BEGIN
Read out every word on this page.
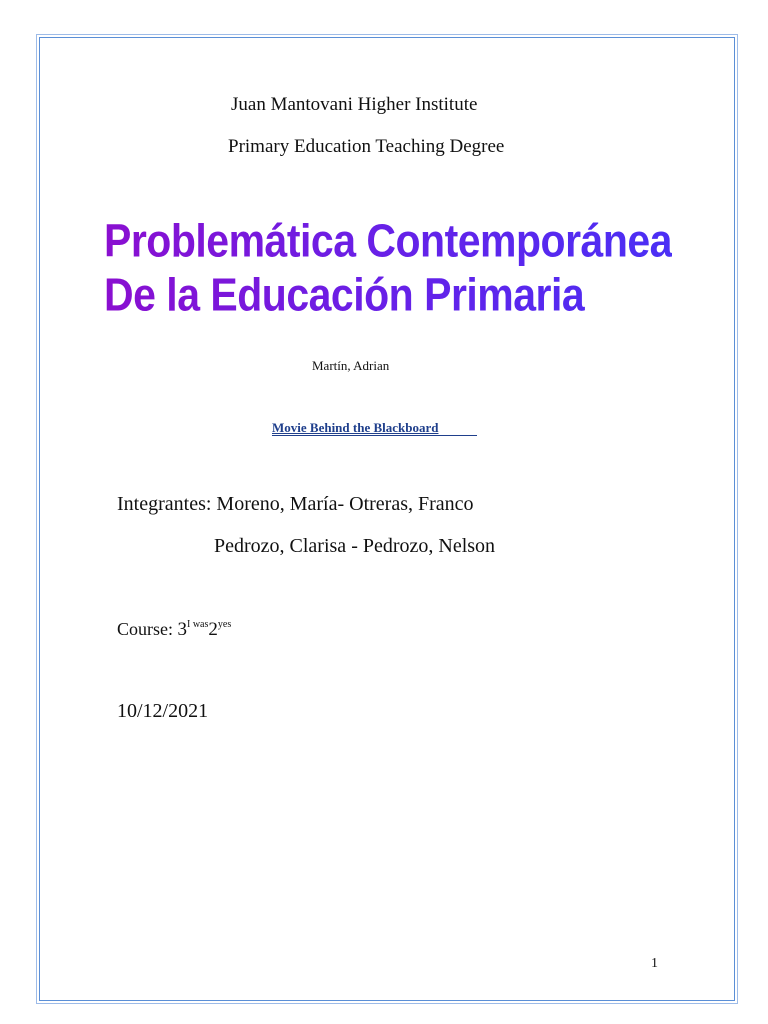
Juan Mantovani Higher Institute
Primary Education Teaching Degree
Problemática Contemporánea
De la Educación Primaria
Martín, Adrian
Movie Behind the Blackboard
Integrantes: Moreno, María- Otreras, Franco
Pedrozo, Clarisa - Pedrozo, Nelson
Course: $3^{I was}2^{yes}$
10/12/2021
1
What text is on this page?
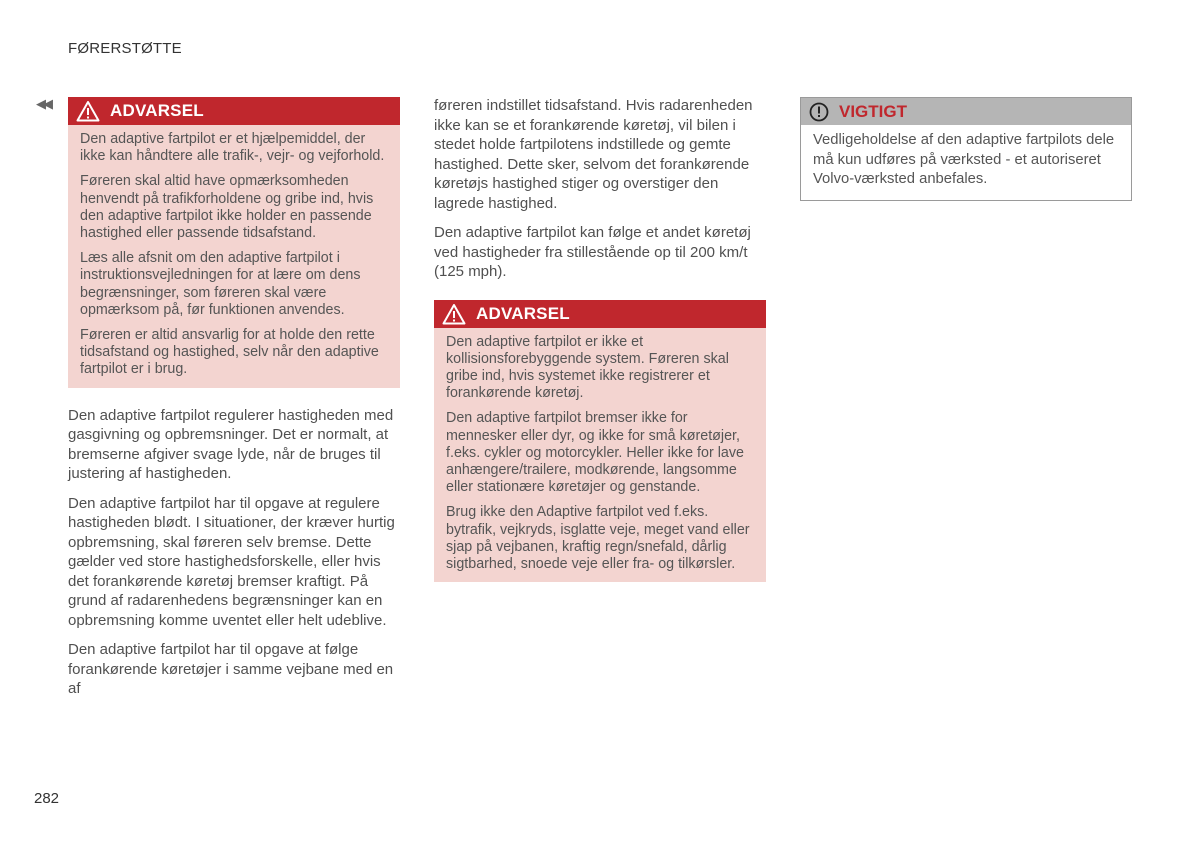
FØRERSTØTTE
◀◀	ADVARSEL

Den adaptive fartpilot er et hjælpemiddel, der ikke kan håndtere alle trafik-, vejr- og vejforhold.

Føreren skal altid have opmærksomheden henvendt på trafikforholdene og gribe ind, hvis den adaptive fartpilot ikke holder en passende hastighed eller passende tidsafstand.

Læs alle afsnit om den adaptive fartpilot i instruktionsvejledningen for at lære om dens begrænsninger, som føreren skal være opmærksom på, før funktionen anvendes.

Føreren er altid ansvarlig for at holde den rette tidsafstand og hastighed, selv når den adaptive fartpilot er i brug.

Den adaptive fartpilot regulerer hastigheden med gasgivning og opbremsninger. Det er normalt, at bremserne afgiver svage lyde, når de bruges til justering af hastigheden.

Den adaptive fartpilot har til opgave at regulere hastigheden blødt. I situationer, der kræver hurtig opbremsning, skal føreren selv bremse. Dette gælder ved store hastighedsforskelle, eller hvis det forankørende køretøj bremser kraftigt. På grund af radarenhedens begrænsninger kan en opbremsning komme uventet eller helt udeblive.

Den adaptive fartpilot har til opgave at følge forankørende køretøjer i samme vejbane med en af

føreren indstillet tidsafstand. Hvis radarenheden ikke kan se et forankørende køretøj, vil bilen i stedet holde fartpilotens indstillede og gemte hastighed. Dette sker, selvom det forankørende køretøjs hastighed stiger og overstiger den lagrede hastighed.

Den adaptive fartpilot kan følge et andet køretøj ved hastigheder fra stillestående op til 200 km/t (125 mph).

ADVARSEL

Den adaptive fartpilot er ikke et kollisionsforebyggende system. Føreren skal gribe ind, hvis systemet ikke registrerer et forankørende køretøj.

Den adaptive fartpilot bremser ikke for mennesker eller dyr, og ikke for små køretøjer, f.eks. cykler og motorcykler. Heller ikke for lave anhængere/trailere, modkørende, langsomme eller stationære køretøjer og genstande.

Brug ikke den Adaptive fartpilot ved f.eks. bytrafik, vejkryds, isglatte veje, meget vand eller sjap på vejbanen, kraftig regn/snefald, dårlig sigtbarhed, snoede veje eller fra- og tilkørsler.

VIGTIGT

Vedligeholdelse af den adaptive fartpilots dele må kun udføres på værksted - et autoriseret Volvo-værksted anbefales.

282
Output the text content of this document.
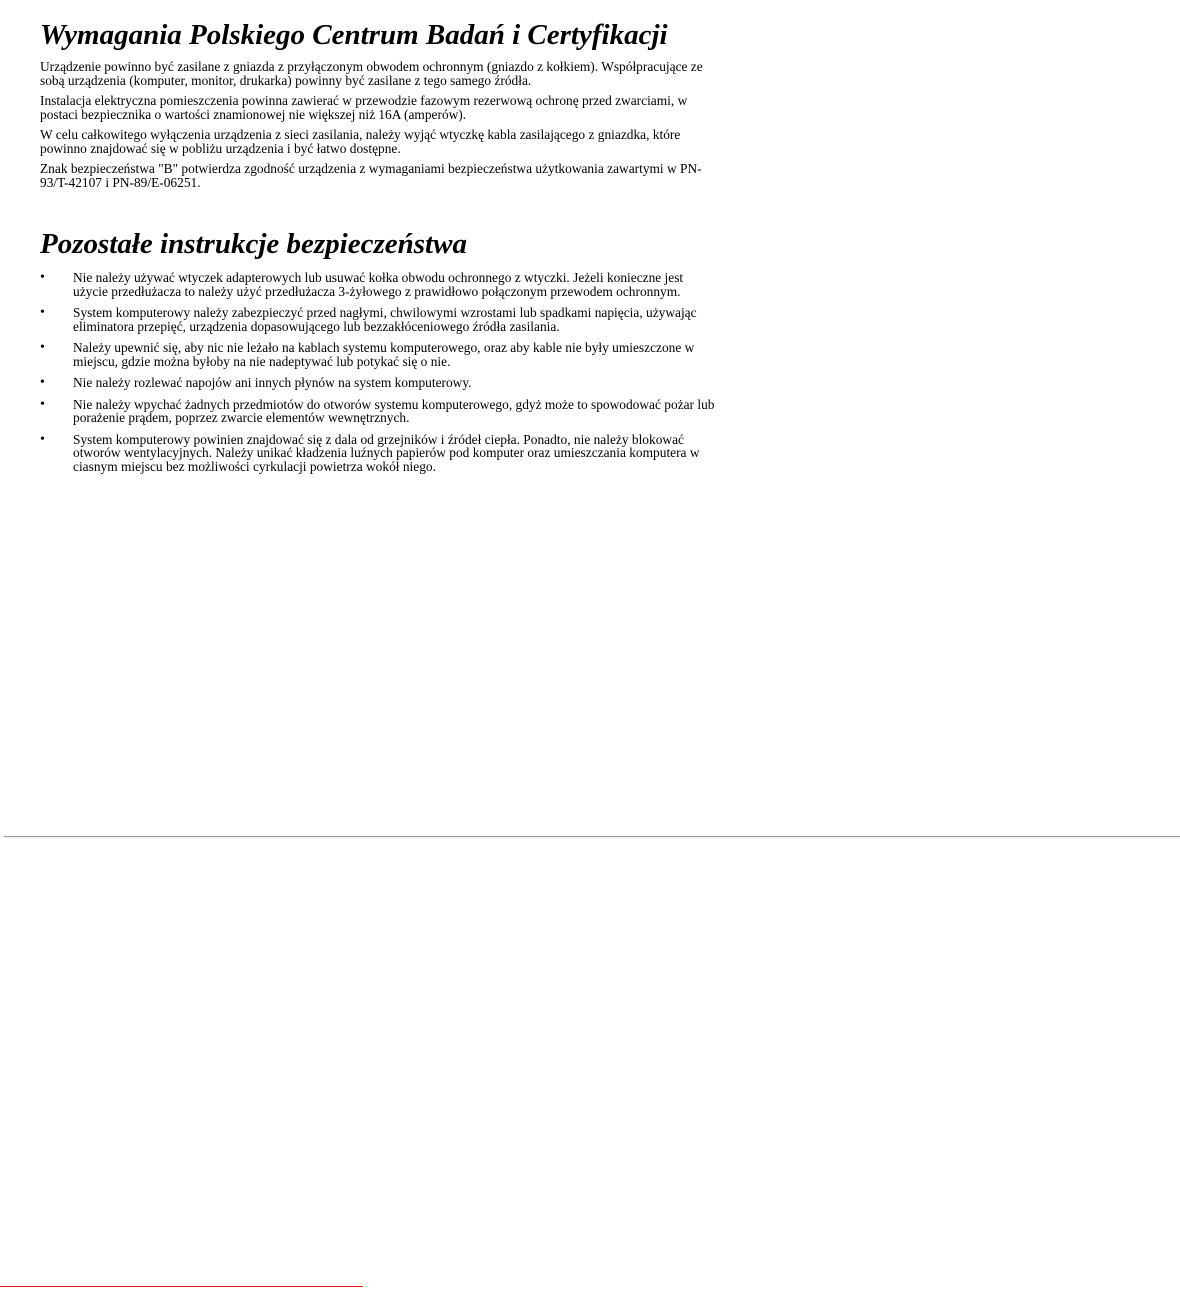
Wymagania Polskiego Centrum Badań i Certyfikacji

Urządzenie powinno być zasilane z gniazda z przyłączonym obwodem ochronnym (gniazdo z kołkiem). Współpracujące ze sobą urządzenia (komputer, monitor, drukarka) powinny być zasilane z tego samego źródła.

Instalacja elektryczna pomieszczenia powinna zawierać w przewodzie fazowym rezerwową ochronę przed zwarciami, w postaci bezpiecznika o wartości znamionowej nie większej niż 16A (amperów).

W celu całkowitego wyłączenia urządzenia z sieci zasilania, należy wyjąć wtyczkę kabla zasilającego z gniazdka, które powinno znajdować się w pobliżu urządzenia i być łatwo dostępne.

Znak bezpieczeństwa "B" potwierdza zgodność urządzenia z wymaganiami bezpieczeństwa użytkowania zawartymi w PN-93/T-42107 i PN-89/E-06251.

Pozostałe instrukcje bezpieczeństwa
• Nie należy używać wtyczek adapterowych lub usuwać kołka obwodu ochronnego z wtyczki. Jeżeli konieczne jest użycie przedłużacza to należy użyć przedłużacza 3-żyłowego z prawidłowo połączonym przewodem ochronnym.
• System komputerowy należy zabezpieczyć przed nagłymi, chwilowymi wzrostami lub spadkami napięcia, używając eliminatora przepięć, urządzenia dopasowującego lub bezzakłóceniowego źródła zasilania.
• Należy upewnić się, aby nic nie leżało na kablach systemu komputerowego, oraz aby kable nie były umieszczone w miejscu, gdzie można byłoby na nie nadeptywać lub potykać się o nie.
• Nie należy rozlewać napojów ani innych płynów na system komputerowy.
• Nie należy wpychać żadnych przedmiotów do otworów systemu komputerowego, gdyż może to spowodować pożar lub porażenie prądem, poprzez zwarcie elementów wewnętrznych.
• System komputerowy powinien znajdować się z dala od grzejników i źródeł ciepła. Ponadto, nie należy blokować otworów wentylacyjnych. Należy unikać kładzenia luźnych papierów pod komputer oraz umieszczania komputera w ciasnym miejscu bez możliwości cyrkulacji powietrza wokół niego.
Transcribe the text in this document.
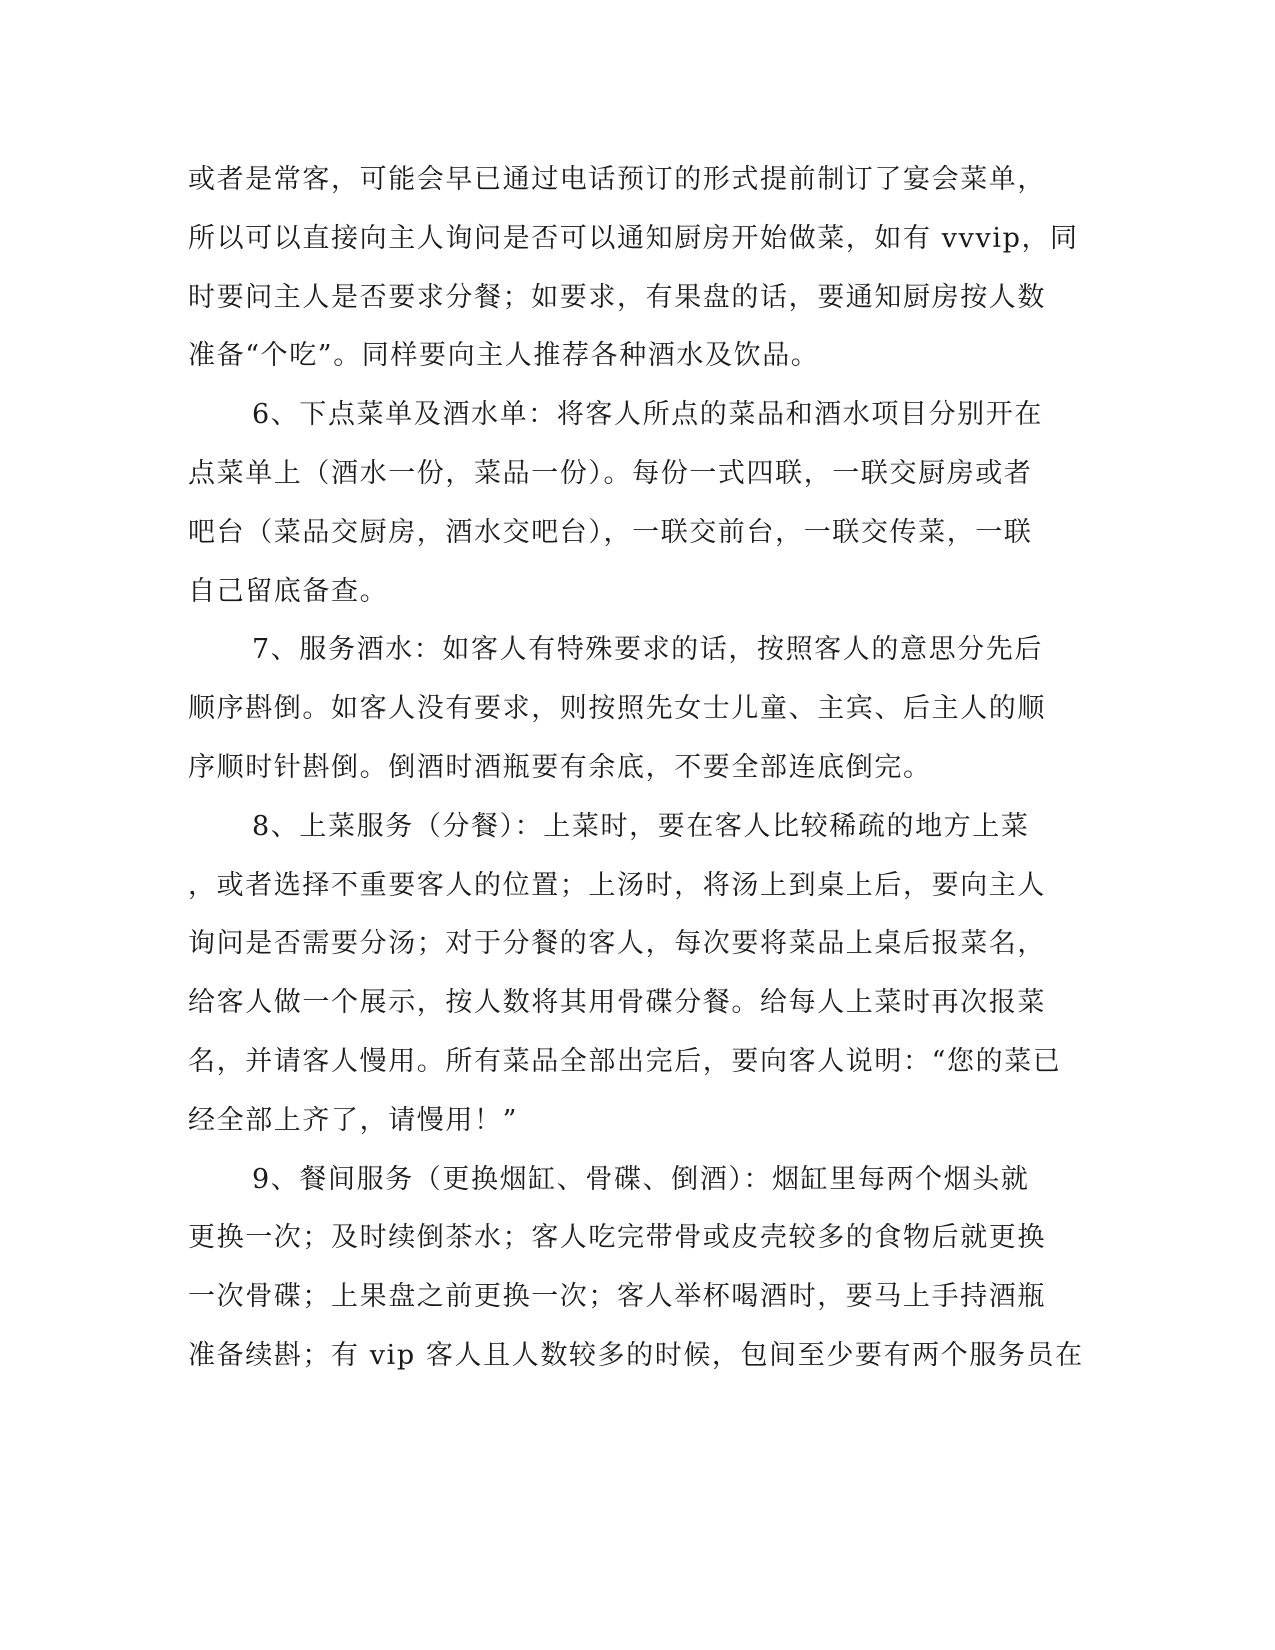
或者是常客，可能会早已通过电话预订的形式提前制订了宴会菜单，
所以可以直接向主人询问是否可以通知厨房开始做菜，如有 vvvip，同
时要问主人是否要求分餐；如要求，有果盘的话，要通知厨房按人数
准备“个吃”。同样要向主人推荐各种酒水及饮品。
6、下点菜单及酒水单：将客人所点的菜品和酒水项目分别开在
点菜单上（酒水一份，菜品一份）。每份一式四联，一联交厨房或者
吧台（菜品交厨房，酒水交吧台），一联交前台，一联交传菜，一联
自己留底备查。
7、服务酒水：如客人有特殊要求的话，按照客人的意思分先后
顺序斟倒。如客人没有要求，则按照先女士儿童、主宾、后主人的顺
序顺时针斟倒。倒酒时酒瓶要有余底，不要全部连底倒完。
8、上菜服务（分餐）：上菜时，要在客人比较稀疏的地方上菜
，或者选择不重要客人的位置；上汤时，将汤上到桌上后，要向主人
询问是否需要分汤；对于分餐的客人，每次要将菜品上桌后报菜名，
给客人做一个展示，按人数将其用骨碟分餐。给每人上菜时再次报菜
名，并请客人慢用。所有菜品全部出完后，要向客人说明：“您的菜已
经全部上齐了，请慢用！”
9、餐间服务（更换烟缸、骨碟、倒酒）：烟缸里每两个烟头就
更换一次；及时续倒茶水；客人吃完带骨或皮壳较多的食物后就更换
一次骨碟；上果盘之前更换一次；客人举杯喝酒时，要马上手持酒瓶
准备续斟；有 vip 客人且人数较多的时候，包间至少要有两个服务员在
END
### Task statement
Scan the lines for the string "gribe". Pick out every line that has it.

### Solution for this task
Føreren skal altid have opmærksomheden henvendt på trafikforholdene og gribe ind, hvis den adaptive fartpilot ikke holder en passende hastighed eller passende tidsafstand.
Den adaptive fartpilot er ikke et kollisionsforebyggende system. Føreren skal gribe ind, hvis systemet ikke registrerer et forankørende køretøj.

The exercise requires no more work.